→ **INSTRUCTION**: Transcribe every entry word for word, leaving out all images.

___

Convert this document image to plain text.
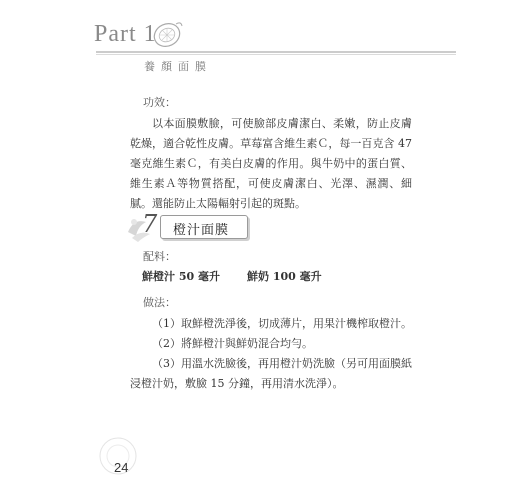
Part 1
養顏面膜
功效：

以本面膜敷臉，可使臉部皮膚潔白、柔嫩，防止皮膚乾燥，適合乾性皮膚。草莓富含維生素Ｃ，每一百克含 47 毫克維生素Ｃ，有美白皮膚的作用。與牛奶中的蛋白質、維生素Ａ等物質搭配，可使皮膚潔白、光澤、濕潤、細膩。還能防止太陽輻射引起的斑點。

7 橙汁面膜
配料：
鮮橙汁 50 毫升 鮮奶 100 毫升
做法：

（1）取鮮橙洗淨後，切成薄片，用果汁機榨取橙汁。

（2）將鮮橙汁與鮮奶混合均勻。

（3）用溫水洗臉後，再用橙汁奶洗臉（另可用面膜紙浸橙汁奶，敷臉 15 分鐘，再用清水洗淨）。

24
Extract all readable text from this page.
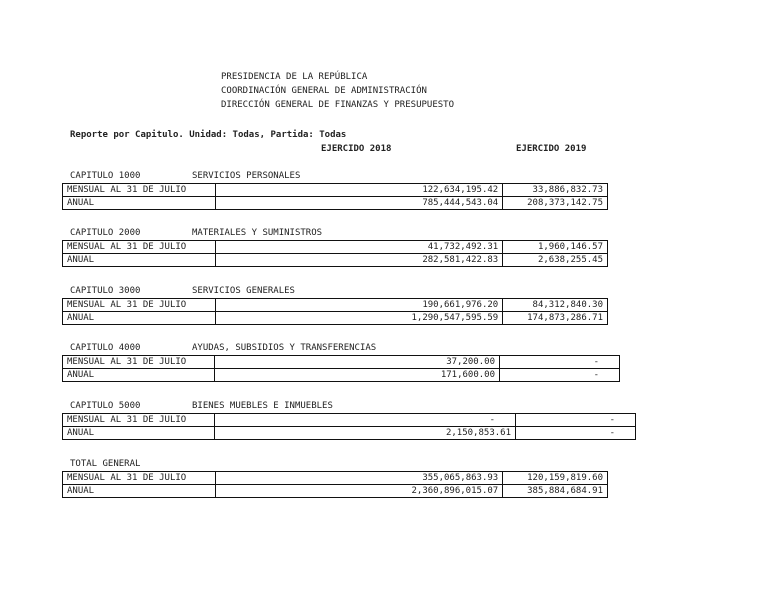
PRESIDENCIA DE LA REPÚBLICA
COORDINACIÓN GENERAL DE ADMINISTRACIÓN
DIRECCIÓN GENERAL DE FINANZAS Y PRESUPUESTO
Reporte por Capitulo. Unidad: Todas, Partida: Todas
EJERCIDO 2018	EJERCIDO 2019
CAPITULO 1000	SERVICIOS PERSONALES
MENSUAL AL 31 DE JULIO	122,634,195.42	33,886,832.73
ANUAL	785,444,543.04	208,373,142.75
CAPITULO 2000	MATERIALES Y SUMINISTROS
MENSUAL AL 31 DE JULIO	41,732,492.31	1,960,146.57
ANUAL	282,581,422.83	2,638,255.45
CAPITULO 3000	SERVICIOS GENERALES
MENSUAL AL 31 DE JULIO	190,661,976.20	84,312,840.30
ANUAL	1,290,547,595.59	174,873,286.71
CAPITULO 4000	AYUDAS, SUBSIDIOS Y TRANSFERENCIAS
MENSUAL AL 31 DE JULIO	37,200.00	-
ANUAL	171,600.00	-
CAPITULO 5000	BIENES MUEBLES E INMUEBLES
MENSUAL AL 31 DE JULIO	-	-
ANUAL	2,150,853.61	-
TOTAL GENERAL
MENSUAL AL 31 DE JULIO	355,065,863.93	120,159,819.60
ANUAL	2,360,896,015.07	385,884,684.91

___

→ **PROBLEM SOLUTION**:
Convert this document image to plain text.
Part 1
養顏面膜
功效：

以本面膜敷臉，可使臉部皮膚潔白、柔嫩，防止皮膚乾燥，適合乾性皮膚。草莓富含維生素Ｃ，每一百克含 47 毫克維生素Ｃ，有美白皮膚的作用。與牛奶中的蛋白質、維生素Ａ等物質搭配，可使皮膚潔白、光澤、濕潤、細膩。還能防止太陽輻射引起的斑點。

7 橙汁面膜
配料：
鮮橙汁 50 毫升 鮮奶 100 毫升
做法：

（1）取鮮橙洗淨後，切成薄片，用果汁機榨取橙汁。

（2）將鮮橙汁與鮮奶混合均勻。

（3）用溫水洗臉後，再用橙汁奶洗臉（另可用面膜紙浸橙汁奶，敷臉 15 分鐘，再用清水洗淨）。

24
Extract all readable text from this page.
PRESIDENCIA DE LA REPÚBLICA
COORDINACIÓN GENERAL DE ADMINISTRACIÓN
DIRECCIÓN GENERAL DE FINANZAS Y PRESUPUESTO
Reporte por Capitulo. Unidad: Todas, Partida: Todas
EJERCIDO 2018	EJERCIDO 2019
CAPITULO 1000	SERVICIOS PERSONALES
MENSUAL AL 31 DE JULIO	122,634,195.42	33,886,832.73
ANUAL	785,444,543.04	208,373,142.75
CAPITULO 2000	MATERIALES Y SUMINISTROS
MENSUAL AL 31 DE JULIO	41,732,492.31	1,960,146.57
ANUAL	282,581,422.83	2,638,255.45
CAPITULO 3000	SERVICIOS GENERALES
MENSUAL AL 31 DE JULIO	190,661,976.20	84,312,840.30
ANUAL	1,290,547,595.59	174,873,286.71
CAPITULO 4000	AYUDAS, SUBSIDIOS Y TRANSFERENCIAS
MENSUAL AL 31 DE JULIO	37,200.00	-
ANUAL	171,600.00	-
CAPITULO 5000	BIENES MUEBLES E INMUEBLES
MENSUAL AL 31 DE JULIO	-	-
ANUAL	2,150,853.61	-
TOTAL GENERAL
MENSUAL AL 31 DE JULIO	355,065,863.93	120,159,819.60
ANUAL	2,360,896,015.07	385,884,684.91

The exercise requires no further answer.